**Your instructions**. When copying the entries below, leave out every picture and keep the rest exact.

**Dataset extract**.

━━━━━━━━━━

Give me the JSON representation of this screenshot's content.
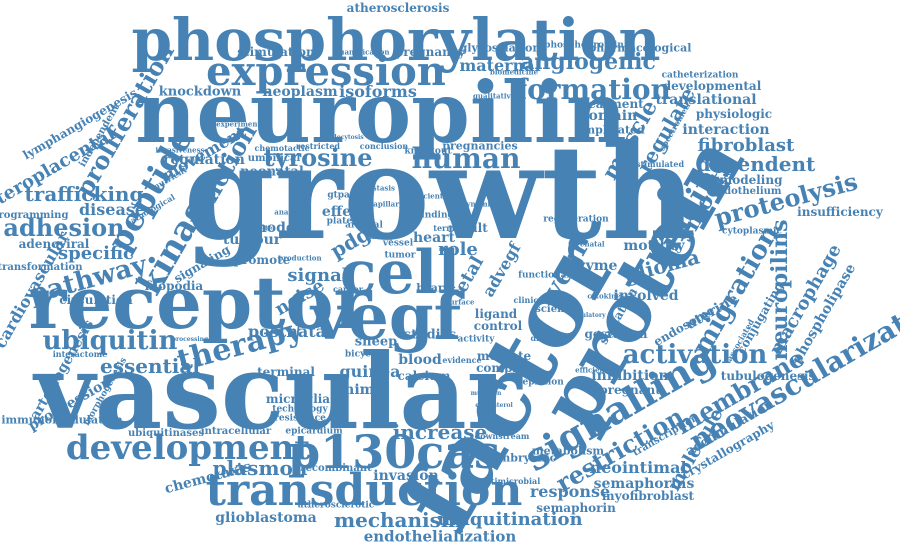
{
  "words": {
    "phosphorylation": "phosphorylation",
    "neuropilin": "neuropilin",
    "growth": "growth",
    "vascular": "vascular",
    "receptor": "receptor",
    "factor": "factor",
    "protein": "protein",
    "vegf": "vegf",
    "cell": "cell",
    "expression": "expression",
    "transduction": "transduction",
    "p130cas": "p130cas",
    "development": "development",
    "signalling": "signalling",
    "formation": "formation",
    "angiogenic": "angiogenic",
    "neovascularization": "neovascularization",
    "activation": "activation",
    "human": "human",
    "tyrosine": "tyrosine",
    "kinase": "kinase",
    "peptide": "peptide",
    "proliferation": "proliferation",
    "therapy": "therapy",
    "ubiquitin": "ubiquitin",
    "adhesion": "adhesion",
    "pathway": "pathway",
    "function": "function",
    "binding": "binding",
    "migration": "migration",
    "proteolysis": "proteolysis",
    "restriction": "restriction",
    "membrane": "membrane",
    "dependent": "dependent",
    "fibroblast": "fibroblast",
    "muscle": "muscle",
    "regulate": "regulate",
    "smooth": "smooth",
    "maternal": "maternal",
    "atherosclerosis": "atherosclerosis",
    "stimulation": "stimulation",
    "pregnancy": "pregnancy",
    "glycosylation": "glycosylation",
    "knockdown": "knockdown",
    "neoplasm": "neoplasm",
    "isoforms": "isoforms",
    "domain": "domain",
    "translational": "translational",
    "developmental": "developmental",
    "interaction": "interaction",
    "physiologic": "physiologic",
    "regulation": "regulation",
    "trafficking": "trafficking",
    "uteroplacental": "uteroplacental",
    "lymphangiogenesis": "lymphangiogenesis",
    "movement": "movement",
    "disease": "disease",
    "specific": "specific",
    "cardiovascular": "cardiovascular",
    "essential": "essential",
    "arteriogenesis": "arteriogenesis",
    "progression": "progression",
    "immunomodulation": "immunomodulation",
    "increase": "increase",
    "plasmon": "plasmon",
    "chemotaxis": "chemotaxis",
    "glioblastoma": "glioblastoma",
    "mechanism": "mechanism",
    "endothelialization": "endothelialization",
    "ubiquitination": "ubiquitination",
    "response": "response",
    "semaphorin": "semaphorin",
    "semaphorins": "semaphorins",
    "myofibroblast": "myofibroblast",
    "neointimal": "neointimal",
    "molecule": "molecule",
    "accumulation": "accumulation",
    "crystallography": "crystallography",
    "inhibition": "inhibition",
    "pregnant": "pregnant",
    "tubulogenesis": "tubulogenesis",
    "macrophage": "macrophage",
    "phospholipase": "phospholipase",
    "neuropilins": "neuropilins",
    "glioma": "glioma",
    "motility": "motility",
    "enzyme": "enzyme",
    "uterine": "uterine",
    "endosome": "endosome",
    "remodeling": "remodeling",
    "endothelium": "endothelium",
    "insufficiency": "insufficiency",
    "postnatal": "postnatal",
    "guinea": "guinea",
    "animal": "animal",
    "blood": "blood",
    "calcium": "calcium",
    "microglia": "microglia",
    "signal": "signal",
    "noise": "noise",
    "pdgf": "pdgf",
    "role": "role",
    "fetal": "fetal",
    "advegf": "advegf",
    "heart": "heart",
    "result": "result",
    "effect": "effect",
    "model": "model",
    "tumour": "tumour",
    "promote": "promote",
    "filopodia": "filopodia",
    "circulation": "circulation",
    "signaling": "signaling",
    "adenoviral": "adenoviral",
    "neonatal": "neonatal",
    "umbilical": "umbilical",
    "studies": "studies",
    "sheep": "sheep",
    "ligand": "ligand",
    "control": "control",
    "mediate": "mediate",
    "complex": "complex",
    "involved": "involved",
    "septation": "septation",
    "gestation": "gestation",
    "treatment": "treatment",
    "implicated": "implicated",
    "pregnancies": "pregnancies",
    "knockout": "knockout",
    "epicardium": "epicardium",
    "intracellular": "intracellular",
    "ubiquitinases": "ubiquitinases",
    "recombinant": "recombinant",
    "invasion": "invasion",
    "embryonic": "embryonic",
    "metabolism": "metabolism",
    "terminal": "terminal",
    "atherosclerotic": "atherosclerotic",
    "antimicrobial": "antimicrobial",
    "transformation": "transformation",
    "regeneration": "regeneration",
    "depletion": "depletion",
    "conjugating": "conjugating",
    "catheterization": "catheterization",
    "pharmacological": "pharmacological",
    "phosphoprotein": "phosphoprotein",
    "quantification": "quantification",
    "biomedicine": "biomedicine",
    "independent": "independent",
    "nutrient": "nutrient",
    "programming": "programming",
    "pathological": "pathological",
    "gtpase": "gtpase",
    "platelet": "platelet",
    "arterial": "arterial",
    "mutant": "mutant",
    "cytoplasmic": "cytoplasmic",
    "vessel": "vessel",
    "tumor": "tumor",
    "finding": "finding",
    "science": "science",
    "different": "different",
    "evidence": "evidence",
    "activity": "activity",
    "transcription": "transcription",
    "downstream": "downstream",
    "technology": "technology",
    "resistance": "resistance",
    "bicyclic": "bicyclic",
    "cancer": "cancer",
    "bcar": "bcar",
    "surface": "surface",
    "family": "family",
    "term": "term",
    "growth_small": "stimulated",
    "efficiency": "efficiency",
    "qualitative": "qualitative",
    "conclusion": "conclusion",
    "restricted": "restricted",
    "invasiveness": "invasiveness",
    "experimental": "experimental",
    "capillary": "capillary",
    "interactome": "interactome",
    "morphogenesis": "morphogenesis",
    "chemotactic": "chemotactic",
    "production": "production",
    "analysis": "analysis",
    "substrate": "substrate",
    "processing": "processing",
    "metastasis": "metastasis",
    "deficient": "deficient",
    "prenatal": "prenatal",
    "clinical": "clinical",
    "functional": "functional",
    "spectrometry": "spectrometry",
    "associated": "associated",
    "dynamic": "dynamic",
    "cytokines": "cytokines",
    "cholesterol": "cholesterol",
    "mutation": "mutation",
    "regulatory": "regulatory",
    "endocytosis": "endocytosis"
  },
  "colors": {
    "word": "#4682b4",
    "background": "#ffffff"
  }
}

━━━━━━━━━━

**Answer section**.
Give me the JSON representation of this screenshot's content.
{
  "words": {
    "phosphorylation": "phosphorylation",
    "neuropilin": "neuropilin",
    "growth": "growth",
    "vascular": "vascular",
    "receptor": "receptor",
    "factor": "factor",
    "protein": "protein",
    "vegf": "vegf",
    "cell": "cell",
    "expression": "expression",
    "transduction": "transduction",
    "p130cas": "p130cas",
    "development": "development",
    "signalling": "signalling",
    "formation": "formation",
    "angiogenic": "angiogenic",
    "neovascularization": "neovascularization",
    "activation": "activation",
    "human": "human",
    "tyrosine": "tyrosine",
    "kinase": "kinase",
    "peptide": "peptide",
    "proliferation": "proliferation",
    "therapy": "therapy",
    "ubiquitin": "ubiquitin",
    "adhesion": "adhesion",
    "pathway": "pathway",
    "function": "function",
    "binding": "binding",
    "migration": "migration",
    "proteolysis": "proteolysis",
    "restriction": "restriction",
    "membrane": "membrane",
    "dependent": "dependent",
    "fibroblast": "fibroblast",
    "muscle": "muscle",
    "regulate": "regulate",
    "smooth": "smooth",
    "maternal": "maternal",
    "atherosclerosis": "atherosclerosis",
    "stimulation": "stimulation",
    "pregnancy": "pregnancy",
    "glycosylation": "glycosylation",
    "knockdown": "knockdown",
    "neoplasm": "neoplasm",
    "isoforms": "isoforms",
    "domain": "domain",
    "translational": "translational",
    "developmental": "developmental",
    "interaction": "interaction",
    "physiologic": "physiologic",
    "regulation": "regulation",
    "trafficking": "trafficking",
    "uteroplacental": "uteroplacental",
    "lymphangiogenesis": "lymphangiogenesis",
    "movement": "movement",
    "disease": "disease",
    "specific": "specific",
    "cardiovascular": "cardiovascular",
    "essential": "essential",
    "arteriogenesis": "arteriogenesis",
    "progression": "progression",
    "immunomodulation": "immunomodulation",
    "increase": "increase",
    "plasmon": "plasmon",
    "chemotaxis": "chemotaxis",
    "glioblastoma": "glioblastoma",
    "mechanism": "mechanism",
    "endothelialization": "endothelialization",
    "ubiquitination": "ubiquitination",
    "response": "response",
    "semaphorin": "semaphorin",
    "semaphorins": "semaphorins",
    "myofibroblast": "myofibroblast",
    "neointimal": "neointimal",
    "molecule": "molecule",
    "accumulation": "accumulation",
    "crystallography": "crystallography",
    "inhibition": "inhibition",
    "pregnant": "pregnant",
    "tubulogenesis": "tubulogenesis",
    "macrophage": "macrophage",
    "phospholipase": "phospholipase",
    "neuropilins": "neuropilins",
    "glioma": "glioma",
    "motility": "motility",
    "enzyme": "enzyme",
    "uterine": "uterine",
    "endosome": "endosome",
    "remodeling": "remodeling",
    "endothelium": "endothelium",
    "insufficiency": "insufficiency",
    "postnatal": "postnatal",
    "guinea": "guinea",
    "animal": "animal",
    "blood": "blood",
    "calcium": "calcium",
    "microglia": "microglia",
    "signal": "signal",
    "noise": "noise",
    "pdgf": "pdgf",
    "role": "role",
    "fetal": "fetal",
    "advegf": "advegf",
    "heart": "heart",
    "result": "result",
    "effect": "effect",
    "model": "model",
    "tumour": "tumour",
    "promote": "promote",
    "filopodia": "filopodia",
    "circulation": "circulation",
    "signaling": "signaling",
    "adenoviral": "adenoviral",
    "neonatal": "neonatal",
    "umbilical": "umbilical",
    "studies": "studies",
    "sheep": "sheep",
    "ligand": "ligand",
    "control": "control",
    "mediate": "mediate",
    "complex": "complex",
    "involved": "involved",
    "septation": "septation",
    "gestation": "gestation",
    "treatment": "treatment",
    "implicated": "implicated",
    "pregnancies": "pregnancies",
    "knockout": "knockout",
    "epicardium": "epicardium",
    "intracellular": "intracellular",
    "ubiquitinases": "ubiquitinases",
    "recombinant": "recombinant",
    "invasion": "invasion",
    "embryonic": "embryonic",
    "metabolism": "metabolism",
    "terminal": "terminal",
    "atherosclerotic": "atherosclerotic",
    "antimicrobial": "antimicrobial",
    "transformation": "transformation",
    "regeneration": "regeneration",
    "depletion": "depletion",
    "conjugating": "conjugating",
    "catheterization": "catheterization",
    "pharmacological": "pharmacological",
    "phosphoprotein": "phosphoprotein",
    "quantification": "quantification",
    "biomedicine": "biomedicine",
    "independent": "independent",
    "nutrient": "nutrient",
    "programming": "programming",
    "pathological": "pathological",
    "gtpase": "gtpase",
    "platelet": "platelet",
    "arterial": "arterial",
    "mutant": "mutant",
    "cytoplasmic": "cytoplasmic",
    "vessel": "vessel",
    "tumor": "tumor",
    "finding": "finding",
    "science": "science",
    "different": "different",
    "evidence": "evidence",
    "activity": "activity",
    "transcription": "transcription",
    "downstream": "downstream",
    "technology": "technology",
    "resistance": "resistance",
    "bicyclic": "bicyclic",
    "cancer": "cancer",
    "bcar": "bcar",
    "surface": "surface",
    "family": "family",
    "term": "term",
    "growth_small": "stimulated",
    "efficiency": "efficiency",
    "qualitative": "qualitative",
    "conclusion": "conclusion",
    "restricted": "restricted",
    "invasiveness": "invasiveness",
    "experimental": "experimental",
    "capillary": "capillary",
    "interactome": "interactome",
    "morphogenesis": "morphogenesis",
    "chemotactic": "chemotactic",
    "production": "production",
    "analysis": "analysis",
    "substrate": "substrate",
    "processing": "processing",
    "metastasis": "metastasis",
    "deficient": "deficient",
    "prenatal": "prenatal",
    "clinical": "clinical",
    "functional": "functional",
    "spectrometry": "spectrometry",
    "associated": "associated",
    "dynamic": "dynamic",
    "cytokines": "cytokines",
    "cholesterol": "cholesterol",
    "mutation": "mutation",
    "regulatory": "regulatory",
    "endocytosis": "endocytosis"
  },
  "colors": {
    "word": "#4682b4",
    "background": "#ffffff"
  }
}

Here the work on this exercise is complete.